- [GIVEN PROBLEM]:
Restate each of the lines given below, word for word.

- [DATA ROWS]:
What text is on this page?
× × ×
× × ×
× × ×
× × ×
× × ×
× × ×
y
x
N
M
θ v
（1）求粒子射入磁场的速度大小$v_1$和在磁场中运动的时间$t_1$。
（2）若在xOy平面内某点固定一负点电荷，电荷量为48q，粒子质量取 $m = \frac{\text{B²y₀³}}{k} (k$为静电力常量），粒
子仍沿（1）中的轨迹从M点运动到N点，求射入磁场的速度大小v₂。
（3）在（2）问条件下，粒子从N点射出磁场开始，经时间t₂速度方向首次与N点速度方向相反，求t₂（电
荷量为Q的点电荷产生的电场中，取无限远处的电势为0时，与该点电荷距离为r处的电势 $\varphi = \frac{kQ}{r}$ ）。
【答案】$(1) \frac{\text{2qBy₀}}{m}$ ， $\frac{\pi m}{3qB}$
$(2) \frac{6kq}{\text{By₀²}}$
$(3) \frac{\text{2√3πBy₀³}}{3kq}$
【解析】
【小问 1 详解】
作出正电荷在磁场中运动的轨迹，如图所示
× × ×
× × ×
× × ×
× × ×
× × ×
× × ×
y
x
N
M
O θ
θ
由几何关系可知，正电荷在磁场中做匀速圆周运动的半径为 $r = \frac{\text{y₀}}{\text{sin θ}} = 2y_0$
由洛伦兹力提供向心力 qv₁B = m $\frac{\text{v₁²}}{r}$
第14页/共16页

- [SOLUTION FOR THIS EXERCISE]:
What text is on this page?
× × ×
× × ×
× × ×
× × ×
× × ×
× × ×
y
x
N
M
θ v
（1）求粒子射入磁场的速度大小$v_1$和在磁场中运动的时间$t_1$。
（2）若在xOy平面内某点固定一负点电荷，电荷量为48q，粒子质量取 $m = \frac{\text{B²y₀³}}{k} (k$为静电力常量），粒
子仍沿（1）中的轨迹从M点运动到N点，求射入磁场的速度大小v₂。
（3）在（2）问条件下，粒子从N点射出磁场开始，经时间t₂速度方向首次与N点速度方向相反，求t₂（电
荷量为Q的点电荷产生的电场中，取无限远处的电势为0时，与该点电荷距离为r处的电势 $\varphi = \frac{kQ}{r}$ ）。
【答案】$(1) \frac{\text{2qBy₀}}{m}$ ， $\frac{\pi m}{3qB}$
$(2) \frac{6kq}{\text{By₀²}}$
$(3) \frac{\text{2√3πBy₀³}}{3kq}$
【解析】
【小问 1 详解】
作出正电荷在磁场中运动的轨迹，如图所示
× × ×
× × ×
× × ×
× × ×
× × ×
× × ×
y
x
N
M
O θ
θ
由几何关系可知，正电荷在磁场中做匀速圆周运动的半径为 $r = \frac{\text{y₀}}{\text{sin θ}} = 2y_0$
由洛伦兹力提供向心力 qv₁B = m $\frac{\text{v₁²}}{r}$
第14页/共16页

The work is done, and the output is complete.